Dataset listings of figures:
--------------------------------------------------

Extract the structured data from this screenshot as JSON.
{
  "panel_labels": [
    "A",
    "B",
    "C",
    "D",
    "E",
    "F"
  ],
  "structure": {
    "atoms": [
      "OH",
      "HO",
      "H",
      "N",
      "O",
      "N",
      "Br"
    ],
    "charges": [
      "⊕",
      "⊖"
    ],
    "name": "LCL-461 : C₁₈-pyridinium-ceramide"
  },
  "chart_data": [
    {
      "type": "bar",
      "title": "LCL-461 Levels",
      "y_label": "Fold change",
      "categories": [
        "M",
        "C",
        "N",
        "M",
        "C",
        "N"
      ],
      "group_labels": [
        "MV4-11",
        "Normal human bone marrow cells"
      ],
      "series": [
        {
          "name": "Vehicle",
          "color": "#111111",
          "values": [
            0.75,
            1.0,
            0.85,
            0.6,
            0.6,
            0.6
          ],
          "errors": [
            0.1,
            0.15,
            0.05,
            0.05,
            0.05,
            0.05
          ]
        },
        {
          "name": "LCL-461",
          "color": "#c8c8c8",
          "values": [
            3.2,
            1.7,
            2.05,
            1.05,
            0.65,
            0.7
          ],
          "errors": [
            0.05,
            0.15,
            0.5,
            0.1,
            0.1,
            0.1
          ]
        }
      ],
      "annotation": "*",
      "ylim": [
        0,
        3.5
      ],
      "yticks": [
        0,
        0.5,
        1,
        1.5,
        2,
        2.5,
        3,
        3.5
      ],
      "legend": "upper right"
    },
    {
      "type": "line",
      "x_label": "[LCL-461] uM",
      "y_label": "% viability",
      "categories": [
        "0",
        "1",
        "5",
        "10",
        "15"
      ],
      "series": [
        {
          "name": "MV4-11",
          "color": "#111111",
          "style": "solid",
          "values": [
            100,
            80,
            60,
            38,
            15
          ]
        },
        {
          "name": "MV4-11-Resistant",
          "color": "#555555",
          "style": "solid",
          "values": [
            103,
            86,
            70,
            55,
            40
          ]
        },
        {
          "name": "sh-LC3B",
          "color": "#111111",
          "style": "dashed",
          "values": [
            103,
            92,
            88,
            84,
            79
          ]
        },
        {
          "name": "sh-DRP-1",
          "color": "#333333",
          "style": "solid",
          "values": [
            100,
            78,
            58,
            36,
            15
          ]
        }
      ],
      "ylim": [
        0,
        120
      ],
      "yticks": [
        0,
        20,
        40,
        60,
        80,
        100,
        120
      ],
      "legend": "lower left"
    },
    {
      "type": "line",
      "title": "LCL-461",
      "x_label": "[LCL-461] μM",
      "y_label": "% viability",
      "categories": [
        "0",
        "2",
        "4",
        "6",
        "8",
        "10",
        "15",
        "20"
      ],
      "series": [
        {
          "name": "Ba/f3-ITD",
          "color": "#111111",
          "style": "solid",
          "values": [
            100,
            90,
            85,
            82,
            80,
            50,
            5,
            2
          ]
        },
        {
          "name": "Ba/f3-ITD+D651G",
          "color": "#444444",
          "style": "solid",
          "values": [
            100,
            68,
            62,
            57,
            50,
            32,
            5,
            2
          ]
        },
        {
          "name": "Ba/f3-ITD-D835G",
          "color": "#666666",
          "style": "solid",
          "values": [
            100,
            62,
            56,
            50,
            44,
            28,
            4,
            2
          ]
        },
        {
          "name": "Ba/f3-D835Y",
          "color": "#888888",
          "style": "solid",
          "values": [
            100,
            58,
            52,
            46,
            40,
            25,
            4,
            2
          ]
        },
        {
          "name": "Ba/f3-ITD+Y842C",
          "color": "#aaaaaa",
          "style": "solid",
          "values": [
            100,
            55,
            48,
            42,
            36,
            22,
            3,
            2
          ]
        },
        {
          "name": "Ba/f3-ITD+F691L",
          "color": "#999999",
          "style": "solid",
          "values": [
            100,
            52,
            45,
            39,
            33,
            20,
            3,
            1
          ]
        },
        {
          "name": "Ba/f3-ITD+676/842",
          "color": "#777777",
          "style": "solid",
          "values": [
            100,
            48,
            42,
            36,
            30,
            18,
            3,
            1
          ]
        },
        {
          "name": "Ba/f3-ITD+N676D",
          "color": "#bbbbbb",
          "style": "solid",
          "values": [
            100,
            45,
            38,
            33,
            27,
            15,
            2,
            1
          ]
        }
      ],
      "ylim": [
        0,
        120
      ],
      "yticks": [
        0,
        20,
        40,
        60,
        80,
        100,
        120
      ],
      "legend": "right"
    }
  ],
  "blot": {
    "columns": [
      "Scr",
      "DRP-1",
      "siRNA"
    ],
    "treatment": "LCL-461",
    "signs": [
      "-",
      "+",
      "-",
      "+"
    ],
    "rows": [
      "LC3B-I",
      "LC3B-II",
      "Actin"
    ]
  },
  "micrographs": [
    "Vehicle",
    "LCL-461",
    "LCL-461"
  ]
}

--------------------------------------------------

To do: Each entry above is to be duplicated exactly, with nothing left out.

Result of the exercise:
Extract the structured data from this screenshot as JSON.
{
  "panel_labels": [
    "A",
    "B",
    "C",
    "D",
    "E",
    "F"
  ],
  "structure": {
    "atoms": [
      "OH",
      "HO",
      "H",
      "N",
      "O",
      "N",
      "Br"
    ],
    "charges": [
      "⊕",
      "⊖"
    ],
    "name": "LCL-461 : C₁₈-pyridinium-ceramide"
  },
  "chart_data": [
    {
      "type": "bar",
      "title": "LCL-461 Levels",
      "y_label": "Fold change",
      "categories": [
        "M",
        "C",
        "N",
        "M",
        "C",
        "N"
      ],
      "group_labels": [
        "MV4-11",
        "Normal human bone marrow cells"
      ],
      "series": [
        {
          "name": "Vehicle",
          "color": "#111111",
          "values": [
            0.75,
            1.0,
            0.85,
            0.6,
            0.6,
            0.6
          ],
          "errors": [
            0.1,
            0.15,
            0.05,
            0.05,
            0.05,
            0.05
          ]
        },
        {
          "name": "LCL-461",
          "color": "#c8c8c8",
          "values": [
            3.2,
            1.7,
            2.05,
            1.05,
            0.65,
            0.7
          ],
          "errors": [
            0.05,
            0.15,
            0.5,
            0.1,
            0.1,
            0.1
          ]
        }
      ],
      "annotation": "*",
      "ylim": [
        0,
        3.5
      ],
      "yticks": [
        0,
        0.5,
        1,
        1.5,
        2,
        2.5,
        3,
        3.5
      ],
      "legend": "upper right"
    },
    {
      "type": "line",
      "x_label": "[LCL-461] uM",
      "y_label": "% viability",
      "categories": [
        "0",
        "1",
        "5",
        "10",
        "15"
      ],
      "series": [
        {
          "name": "MV4-11",
          "color": "#111111",
          "style": "solid",
          "values": [
            100,
            80,
            60,
            38,
            15
          ]
        },
        {
          "name": "MV4-11-Resistant",
          "color": "#555555",
          "style": "solid",
          "values": [
            103,
            86,
            70,
            55,
            40
          ]
        },
        {
          "name": "sh-LC3B",
          "color": "#111111",
          "style": "dashed",
          "values": [
            103,
            92,
            88,
            84,
            79
          ]
        },
        {
          "name": "sh-DRP-1",
          "color": "#333333",
          "style": "solid",
          "values": [
            100,
            78,
            58,
            36,
            15
          ]
        }
      ],
      "ylim": [
        0,
        120
      ],
      "yticks": [
        0,
        20,
        40,
        60,
        80,
        100,
        120
      ],
      "legend": "lower left"
    },
    {
      "type": "line",
      "title": "LCL-461",
      "x_label": "[LCL-461] μM",
      "y_label": "% viability",
      "categories": [
        "0",
        "2",
        "4",
        "6",
        "8",
        "10",
        "15",
        "20"
      ],
      "series": [
        {
          "name": "Ba/f3-ITD",
          "color": "#111111",
          "style": "solid",
          "values": [
            100,
            90,
            85,
            82,
            80,
            50,
            5,
            2
          ]
        },
        {
          "name": "Ba/f3-ITD+D651G",
          "color": "#444444",
          "style": "solid",
          "values": [
            100,
            68,
            62,
            57,
            50,
            32,
            5,
            2
          ]
        },
        {
          "name": "Ba/f3-ITD-D835G",
          "color": "#666666",
          "style": "solid",
          "values": [
            100,
            62,
            56,
            50,
            44,
            28,
            4,
            2
          ]
        },
        {
          "name": "Ba/f3-D835Y",
          "color": "#888888",
          "style": "solid",
          "values": [
            100,
            58,
            52,
            46,
            40,
            25,
            4,
            2
          ]
        },
        {
          "name": "Ba/f3-ITD+Y842C",
          "color": "#aaaaaa",
          "style": "solid",
          "values": [
            100,
            55,
            48,
            42,
            36,
            22,
            3,
            2
          ]
        },
        {
          "name": "Ba/f3-ITD+F691L",
          "color": "#999999",
          "style": "solid",
          "values": [
            100,
            52,
            45,
            39,
            33,
            20,
            3,
            1
          ]
        },
        {
          "name": "Ba/f3-ITD+676/842",
          "color": "#777777",
          "style": "solid",
          "values": [
            100,
            48,
            42,
            36,
            30,
            18,
            3,
            1
          ]
        },
        {
          "name": "Ba/f3-ITD+N676D",
          "color": "#bbbbbb",
          "style": "solid",
          "values": [
            100,
            45,
            38,
            33,
            27,
            15,
            2,
            1
          ]
        }
      ],
      "ylim": [
        0,
        120
      ],
      "yticks": [
        0,
        20,
        40,
        60,
        80,
        100,
        120
      ],
      "legend": "right"
    }
  ],
  "blot": {
    "columns": [
      "Scr",
      "DRP-1",
      "siRNA"
    ],
    "treatment": "LCL-461",
    "signs": [
      "-",
      "+",
      "-",
      "+"
    ],
    "rows": [
      "LC3B-I",
      "LC3B-II",
      "Actin"
    ]
  },
  "micrographs": [
    "Vehicle",
    "LCL-461",
    "LCL-461"
  ]
}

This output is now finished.